• **Your task**: Please turn the listing below into a numbered list with one line per entry and no blank lines, leaving the pictures out of your answer.

• **Information shown**:
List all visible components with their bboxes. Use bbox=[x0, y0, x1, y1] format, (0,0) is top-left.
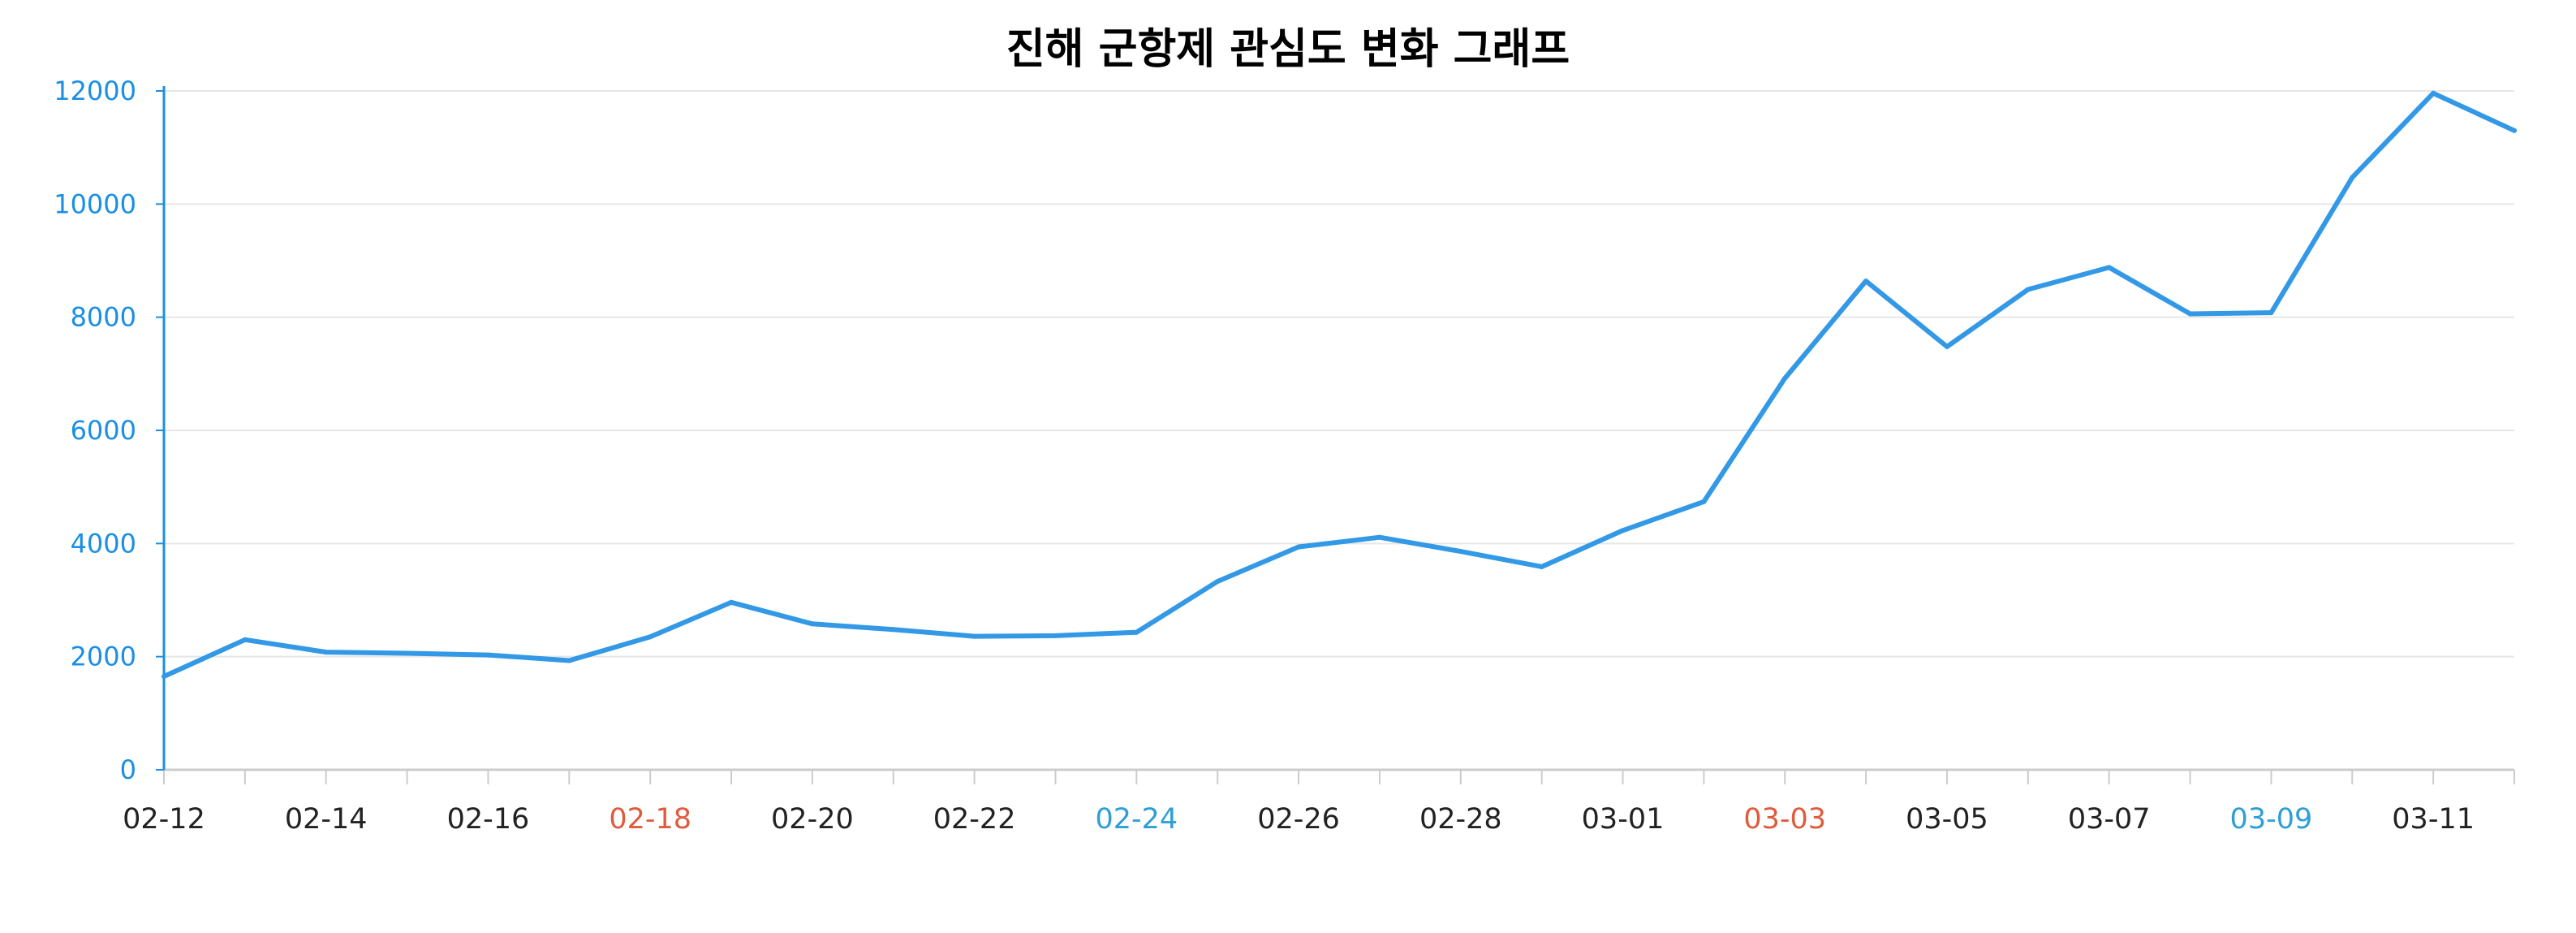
x-axis-tick-labels: 02-12 02-14 02-16 02-18 02-20 02-22 02-24 02-26… bbox=[123, 803, 2475, 836]
y-tick-label: 12000 bbox=[54, 76, 136, 106]
data-point[interactable] bbox=[648, 634, 653, 640]
data-point[interactable] bbox=[2268, 310, 2274, 316]
x-tick-label: 02-14 bbox=[285, 803, 368, 836]
data-point[interactable] bbox=[1782, 375, 1788, 381]
x-tick-label: 03-03 bbox=[1743, 803, 1826, 836]
data-point[interactable] bbox=[2431, 90, 2436, 96]
data-point[interactable] bbox=[2025, 287, 2031, 292]
data-point[interactable] bbox=[1944, 343, 1949, 349]
data-point[interactable] bbox=[1701, 499, 1707, 504]
y-tick-label: 10000 bbox=[54, 188, 136, 219]
data-point[interactable] bbox=[1215, 579, 1221, 585]
data-point[interactable] bbox=[809, 621, 815, 627]
data-point[interactable] bbox=[971, 633, 977, 639]
data-point[interactable] bbox=[2187, 311, 2193, 317]
data-point[interactable] bbox=[323, 650, 329, 655]
data-point[interactable] bbox=[566, 658, 572, 663]
x-tick-label: 02-12 bbox=[123, 803, 205, 836]
data-point[interactable] bbox=[162, 674, 166, 680]
axes bbox=[156, 86, 2515, 784]
chart-title: 진해 군항제 관심도 변화 그래프 bbox=[1006, 25, 1570, 74]
data-point[interactable] bbox=[729, 599, 734, 605]
data-point[interactable] bbox=[1863, 279, 1869, 284]
data-point[interactable] bbox=[1458, 549, 1463, 555]
data-point[interactable] bbox=[404, 650, 410, 656]
x-tick-label: 03-11 bbox=[2392, 803, 2475, 836]
grid-lines bbox=[164, 90, 2514, 658]
x-tick-label: 03-09 bbox=[2230, 803, 2313, 836]
data-point[interactable] bbox=[1134, 629, 1139, 635]
y-tick-label: 2000 bbox=[71, 641, 136, 672]
y-tick-label: 6000 bbox=[71, 415, 136, 446]
x-tick-label: 02-26 bbox=[1257, 803, 1340, 836]
data-point[interactable] bbox=[485, 652, 491, 658]
y-axis-tick-labels: 0 2000 4000 6000 8000 10000 12000 bbox=[54, 76, 136, 785]
x-tick-label: 02-22 bbox=[933, 803, 1016, 836]
x-tick-label: 03-07 bbox=[2068, 803, 2151, 836]
data-point[interactable] bbox=[242, 637, 248, 642]
data-point[interactable] bbox=[1296, 544, 1302, 550]
x-tick-label: 03-05 bbox=[1906, 803, 1988, 836]
x-tick-label: 02-16 bbox=[447, 803, 530, 836]
y-tick-label: 4000 bbox=[71, 528, 136, 559]
x-tick-label: 02-20 bbox=[771, 803, 854, 836]
series-layer bbox=[162, 90, 2517, 680]
data-point[interactable] bbox=[1539, 564, 1544, 569]
x-tick-label: 02-28 bbox=[1419, 803, 1502, 836]
x-tick-label: 02-18 bbox=[609, 803, 691, 836]
data-point[interactable] bbox=[1376, 534, 1382, 540]
data-point[interactable] bbox=[1053, 633, 1058, 638]
x-tick-label: 02-24 bbox=[1095, 803, 1178, 836]
x-tick-label: 03-01 bbox=[1582, 803, 1665, 836]
series-line bbox=[162, 90, 2517, 679]
data-point[interactable] bbox=[2106, 265, 2112, 270]
data-point[interactable] bbox=[890, 627, 896, 633]
y-tick-label: 0 bbox=[120, 754, 136, 785]
data-point[interactable] bbox=[1620, 528, 1626, 533]
data-point[interactable] bbox=[2512, 127, 2517, 133]
data-point[interactable] bbox=[2350, 175, 2355, 180]
y-tick-label: 8000 bbox=[71, 302, 136, 333]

• **Expected output**:
1. List all visible components with their bboxes. Use bbox=[x0, y0, x1, y1] format, (0,0) is top-left.
2. x-axis-tick-labels: 02-12 02-14 02-16 02-18 02-20 02-22 02-24 02-26… bbox=[123, 803, 2475, 836]
3. y-tick-label: 12000 bbox=[54, 76, 136, 106]
4. data-point[interactable] bbox=[648, 634, 653, 640]
5. data-point[interactable] bbox=[2268, 310, 2274, 316]
6. x-tick-label: 02-14 bbox=[285, 803, 368, 836]
7. data-point[interactable] bbox=[1782, 375, 1788, 381]
8. x-tick-label: 03-03 bbox=[1743, 803, 1826, 836]
9. data-point[interactable] bbox=[2431, 90, 2436, 96]
10. data-point[interactable] bbox=[2025, 287, 2031, 292]
11. data-point[interactable] bbox=[1944, 343, 1949, 349]
12. data-point[interactable] bbox=[1701, 499, 1707, 504]
13. y-tick-label: 10000 bbox=[54, 188, 136, 219]
14. data-point[interactable] bbox=[1215, 579, 1221, 585]
15. data-point[interactable] bbox=[809, 621, 815, 627]
16. data-point[interactable] bbox=[971, 633, 977, 639]
17. data-point[interactable] bbox=[2187, 311, 2193, 317]
18. data-point[interactable] bbox=[323, 650, 329, 655]
19. data-point[interactable] bbox=[566, 658, 572, 663]
20. x-tick-label: 02-12 bbox=[123, 803, 205, 836]
21. data-point[interactable] bbox=[162, 674, 166, 680]
22. axes bbox=[156, 86, 2515, 784]
23. chart-title: 진해 군항제 관심도 변화 그래프 bbox=[1006, 25, 1570, 74]
24. data-point[interactable] bbox=[729, 599, 734, 605]
25. data-point[interactable] bbox=[1863, 279, 1869, 284]
26. data-point[interactable] bbox=[1458, 549, 1463, 555]
27. data-point[interactable] bbox=[404, 650, 410, 656]
28. x-tick-label: 03-11 bbox=[2392, 803, 2475, 836]
29. grid-lines bbox=[164, 90, 2514, 658]
30. x-tick-label: 03-09 bbox=[2230, 803, 2313, 836]
31. data-point[interactable] bbox=[1134, 629, 1139, 635]
32. y-tick-label: 2000 bbox=[71, 641, 136, 672]
33. y-tick-label: 6000 bbox=[71, 415, 136, 446]
34. x-tick-label: 02-26 bbox=[1257, 803, 1340, 836]
35. data-point[interactable] bbox=[485, 652, 491, 658]
36. y-axis-tick-labels: 0 2000 4000 6000 8000 10000 12000 bbox=[54, 76, 136, 785]
37. x-tick-label: 02-22 bbox=[933, 803, 1016, 836]
38. x-tick-label: 03-07 bbox=[2068, 803, 2151, 836]
39. data-point[interactable] bbox=[242, 637, 248, 642]
40. data-point[interactable] bbox=[1296, 544, 1302, 550]
41. x-tick-label: 03-05 bbox=[1906, 803, 1988, 836]
42. x-tick-label: 02-16 bbox=[447, 803, 530, 836]
43. y-tick-label: 4000 bbox=[71, 528, 136, 559]
44. x-tick-label: 02-20 bbox=[771, 803, 854, 836]
45. series-layer bbox=[162, 90, 2517, 680]
46. data-point[interactable] bbox=[1539, 564, 1544, 569]
47. x-tick-label: 02-28 bbox=[1419, 803, 1502, 836]
48. x-tick-label: 02-18 bbox=[609, 803, 691, 836]
49. data-point[interactable] bbox=[1376, 534, 1382, 540]
50. data-point[interactable] bbox=[1053, 633, 1058, 638]
51. x-tick-label: 02-24 bbox=[1095, 803, 1178, 836]
52. x-tick-label: 03-01 bbox=[1582, 803, 1665, 836]
53. series-line bbox=[162, 90, 2517, 679]
54. data-point[interactable] bbox=[2106, 265, 2112, 270]
55. data-point[interactable] bbox=[890, 627, 896, 633]
56. y-tick-label: 0 bbox=[120, 754, 136, 785]
57. data-point[interactable] bbox=[1620, 528, 1626, 533]
58. data-point[interactable] bbox=[2512, 127, 2517, 133]
59. data-point[interactable] bbox=[2350, 175, 2355, 180]
60. y-tick-label: 8000 bbox=[71, 302, 136, 333]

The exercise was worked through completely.